──────── SUPPLIED MATERIAL

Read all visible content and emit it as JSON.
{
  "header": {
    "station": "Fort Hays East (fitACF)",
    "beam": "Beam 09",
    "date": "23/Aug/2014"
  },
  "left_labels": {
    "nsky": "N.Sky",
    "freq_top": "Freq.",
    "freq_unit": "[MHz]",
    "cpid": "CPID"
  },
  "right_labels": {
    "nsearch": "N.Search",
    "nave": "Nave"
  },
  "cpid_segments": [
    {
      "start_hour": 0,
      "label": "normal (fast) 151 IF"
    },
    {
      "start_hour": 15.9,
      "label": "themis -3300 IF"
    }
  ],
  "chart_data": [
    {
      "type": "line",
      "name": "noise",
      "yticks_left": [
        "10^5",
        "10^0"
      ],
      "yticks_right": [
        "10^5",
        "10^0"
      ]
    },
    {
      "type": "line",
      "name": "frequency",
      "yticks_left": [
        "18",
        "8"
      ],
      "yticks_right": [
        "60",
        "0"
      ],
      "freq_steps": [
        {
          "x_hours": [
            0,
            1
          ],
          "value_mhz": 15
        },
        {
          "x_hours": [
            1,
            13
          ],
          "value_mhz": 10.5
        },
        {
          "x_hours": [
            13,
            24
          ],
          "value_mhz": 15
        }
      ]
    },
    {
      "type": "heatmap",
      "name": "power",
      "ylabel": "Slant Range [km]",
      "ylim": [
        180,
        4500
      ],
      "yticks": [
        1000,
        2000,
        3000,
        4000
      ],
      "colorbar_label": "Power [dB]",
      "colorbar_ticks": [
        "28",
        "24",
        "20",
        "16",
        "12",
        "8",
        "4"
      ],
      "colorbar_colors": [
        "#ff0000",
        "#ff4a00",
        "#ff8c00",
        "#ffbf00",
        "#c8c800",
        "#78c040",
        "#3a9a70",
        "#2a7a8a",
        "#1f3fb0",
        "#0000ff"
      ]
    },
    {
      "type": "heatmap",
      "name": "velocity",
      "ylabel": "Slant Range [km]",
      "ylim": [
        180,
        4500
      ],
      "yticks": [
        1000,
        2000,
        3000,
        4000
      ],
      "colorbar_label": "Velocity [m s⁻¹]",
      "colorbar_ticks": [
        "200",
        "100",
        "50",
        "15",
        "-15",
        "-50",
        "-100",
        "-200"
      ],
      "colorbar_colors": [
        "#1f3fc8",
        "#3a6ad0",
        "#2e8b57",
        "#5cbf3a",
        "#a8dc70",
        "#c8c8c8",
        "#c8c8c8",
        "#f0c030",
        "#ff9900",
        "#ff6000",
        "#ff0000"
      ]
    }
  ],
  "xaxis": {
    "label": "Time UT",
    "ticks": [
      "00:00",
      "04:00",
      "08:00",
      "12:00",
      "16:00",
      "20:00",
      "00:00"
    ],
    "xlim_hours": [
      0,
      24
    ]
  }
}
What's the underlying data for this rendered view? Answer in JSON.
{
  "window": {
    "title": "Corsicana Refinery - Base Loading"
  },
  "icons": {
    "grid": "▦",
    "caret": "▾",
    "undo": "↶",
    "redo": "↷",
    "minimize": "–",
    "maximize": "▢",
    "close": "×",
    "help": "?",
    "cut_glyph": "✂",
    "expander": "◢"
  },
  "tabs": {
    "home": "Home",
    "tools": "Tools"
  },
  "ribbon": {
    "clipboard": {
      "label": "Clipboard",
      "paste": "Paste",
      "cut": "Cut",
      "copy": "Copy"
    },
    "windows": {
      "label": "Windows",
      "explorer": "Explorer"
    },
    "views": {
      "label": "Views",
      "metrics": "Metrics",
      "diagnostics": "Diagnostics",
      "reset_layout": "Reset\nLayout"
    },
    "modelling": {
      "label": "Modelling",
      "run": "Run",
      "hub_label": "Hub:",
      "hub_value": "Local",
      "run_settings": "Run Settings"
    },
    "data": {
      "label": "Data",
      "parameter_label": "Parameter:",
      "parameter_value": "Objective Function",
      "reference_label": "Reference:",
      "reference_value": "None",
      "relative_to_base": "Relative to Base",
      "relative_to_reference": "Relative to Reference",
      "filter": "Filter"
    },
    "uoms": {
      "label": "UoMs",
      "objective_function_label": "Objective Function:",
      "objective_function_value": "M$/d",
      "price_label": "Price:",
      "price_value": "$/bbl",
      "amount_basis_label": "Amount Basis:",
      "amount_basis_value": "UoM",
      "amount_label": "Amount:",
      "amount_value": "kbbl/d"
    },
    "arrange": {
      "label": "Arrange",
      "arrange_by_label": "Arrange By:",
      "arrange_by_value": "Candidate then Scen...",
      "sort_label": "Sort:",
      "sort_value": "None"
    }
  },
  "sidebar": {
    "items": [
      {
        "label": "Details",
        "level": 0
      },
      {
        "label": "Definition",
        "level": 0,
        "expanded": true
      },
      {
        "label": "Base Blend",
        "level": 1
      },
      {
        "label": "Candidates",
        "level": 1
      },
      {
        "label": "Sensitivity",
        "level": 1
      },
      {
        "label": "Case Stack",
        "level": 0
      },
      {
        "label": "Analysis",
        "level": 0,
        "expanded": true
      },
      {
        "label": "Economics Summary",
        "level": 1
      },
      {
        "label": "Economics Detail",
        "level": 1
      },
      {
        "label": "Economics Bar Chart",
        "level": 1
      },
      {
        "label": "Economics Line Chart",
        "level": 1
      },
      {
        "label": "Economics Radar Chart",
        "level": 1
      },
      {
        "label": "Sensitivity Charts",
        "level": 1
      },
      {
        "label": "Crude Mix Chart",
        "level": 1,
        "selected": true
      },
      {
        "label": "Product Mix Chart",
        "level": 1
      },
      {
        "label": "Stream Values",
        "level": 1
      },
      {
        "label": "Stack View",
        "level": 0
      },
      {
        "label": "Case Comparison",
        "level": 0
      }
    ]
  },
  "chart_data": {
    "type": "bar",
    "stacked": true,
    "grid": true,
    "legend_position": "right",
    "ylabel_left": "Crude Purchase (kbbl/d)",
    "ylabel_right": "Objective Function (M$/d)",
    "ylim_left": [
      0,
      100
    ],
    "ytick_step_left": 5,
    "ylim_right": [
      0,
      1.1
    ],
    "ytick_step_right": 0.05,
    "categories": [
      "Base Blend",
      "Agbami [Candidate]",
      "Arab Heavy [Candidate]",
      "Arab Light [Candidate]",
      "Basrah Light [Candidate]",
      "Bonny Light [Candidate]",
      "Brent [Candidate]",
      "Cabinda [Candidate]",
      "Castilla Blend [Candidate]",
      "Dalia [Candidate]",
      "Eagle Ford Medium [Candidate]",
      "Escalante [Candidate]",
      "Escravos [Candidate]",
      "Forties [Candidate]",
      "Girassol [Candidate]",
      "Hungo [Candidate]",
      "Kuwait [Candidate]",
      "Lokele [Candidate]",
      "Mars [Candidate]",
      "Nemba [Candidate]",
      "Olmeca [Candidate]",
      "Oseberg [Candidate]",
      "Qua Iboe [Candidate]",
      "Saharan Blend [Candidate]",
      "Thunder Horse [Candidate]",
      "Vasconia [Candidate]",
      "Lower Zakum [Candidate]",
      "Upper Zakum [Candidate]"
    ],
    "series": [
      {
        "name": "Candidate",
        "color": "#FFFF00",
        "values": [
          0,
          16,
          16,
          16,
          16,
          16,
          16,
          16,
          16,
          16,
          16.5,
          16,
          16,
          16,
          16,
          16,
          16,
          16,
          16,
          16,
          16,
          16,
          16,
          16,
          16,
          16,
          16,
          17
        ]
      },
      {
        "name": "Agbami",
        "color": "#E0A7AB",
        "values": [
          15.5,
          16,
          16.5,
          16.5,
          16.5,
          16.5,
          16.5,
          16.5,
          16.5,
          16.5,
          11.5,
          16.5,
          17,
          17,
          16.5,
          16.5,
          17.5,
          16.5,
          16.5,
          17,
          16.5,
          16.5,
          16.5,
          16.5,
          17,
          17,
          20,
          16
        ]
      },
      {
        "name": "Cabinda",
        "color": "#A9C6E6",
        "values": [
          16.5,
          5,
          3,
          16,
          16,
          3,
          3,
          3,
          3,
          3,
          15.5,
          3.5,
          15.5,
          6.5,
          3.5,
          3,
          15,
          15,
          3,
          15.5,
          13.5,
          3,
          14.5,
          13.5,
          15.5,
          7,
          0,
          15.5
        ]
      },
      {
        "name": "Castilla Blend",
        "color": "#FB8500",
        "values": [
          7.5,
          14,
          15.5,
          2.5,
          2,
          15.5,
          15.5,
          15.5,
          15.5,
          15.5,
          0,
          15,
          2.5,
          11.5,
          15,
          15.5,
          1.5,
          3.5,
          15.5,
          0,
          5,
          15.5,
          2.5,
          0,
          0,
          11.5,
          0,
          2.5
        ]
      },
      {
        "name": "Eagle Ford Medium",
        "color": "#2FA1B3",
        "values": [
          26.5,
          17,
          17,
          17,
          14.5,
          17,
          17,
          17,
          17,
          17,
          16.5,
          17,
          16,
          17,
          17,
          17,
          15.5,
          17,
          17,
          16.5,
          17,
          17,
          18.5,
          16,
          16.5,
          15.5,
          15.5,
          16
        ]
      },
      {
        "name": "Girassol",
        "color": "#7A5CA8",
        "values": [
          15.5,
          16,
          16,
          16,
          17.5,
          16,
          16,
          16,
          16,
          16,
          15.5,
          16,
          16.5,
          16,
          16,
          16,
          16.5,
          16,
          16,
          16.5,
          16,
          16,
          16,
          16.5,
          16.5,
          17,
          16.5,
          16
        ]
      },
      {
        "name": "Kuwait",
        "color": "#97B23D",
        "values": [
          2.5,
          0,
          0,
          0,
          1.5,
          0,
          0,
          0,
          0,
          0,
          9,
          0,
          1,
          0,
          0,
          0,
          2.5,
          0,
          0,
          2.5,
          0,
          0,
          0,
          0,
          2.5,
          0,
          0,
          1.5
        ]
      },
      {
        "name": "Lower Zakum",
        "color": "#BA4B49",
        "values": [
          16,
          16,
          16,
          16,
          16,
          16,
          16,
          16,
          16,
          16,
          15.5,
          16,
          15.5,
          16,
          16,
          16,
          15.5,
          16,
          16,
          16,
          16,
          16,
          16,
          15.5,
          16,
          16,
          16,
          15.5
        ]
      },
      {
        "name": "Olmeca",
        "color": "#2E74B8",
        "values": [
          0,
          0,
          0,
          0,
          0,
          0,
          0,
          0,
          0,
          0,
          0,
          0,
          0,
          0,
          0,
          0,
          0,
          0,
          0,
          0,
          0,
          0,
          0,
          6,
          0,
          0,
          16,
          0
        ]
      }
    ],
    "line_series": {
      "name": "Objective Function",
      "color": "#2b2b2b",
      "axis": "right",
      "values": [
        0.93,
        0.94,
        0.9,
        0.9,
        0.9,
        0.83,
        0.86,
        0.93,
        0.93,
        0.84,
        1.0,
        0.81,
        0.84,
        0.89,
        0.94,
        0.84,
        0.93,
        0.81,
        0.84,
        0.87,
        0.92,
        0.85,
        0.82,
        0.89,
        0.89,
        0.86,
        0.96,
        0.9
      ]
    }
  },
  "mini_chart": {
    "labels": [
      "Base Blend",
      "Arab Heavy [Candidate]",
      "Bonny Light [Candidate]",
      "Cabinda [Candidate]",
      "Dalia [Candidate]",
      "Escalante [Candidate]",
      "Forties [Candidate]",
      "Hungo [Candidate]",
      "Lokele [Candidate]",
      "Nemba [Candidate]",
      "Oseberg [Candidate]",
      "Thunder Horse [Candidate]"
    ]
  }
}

────────────────

### AIM
Copy out every line from the records that has the word "Ford".

### COMPLETE RESPONSE
      "Eagle Ford Medium [Candidate]",
        "name": "Eagle Ford Medium",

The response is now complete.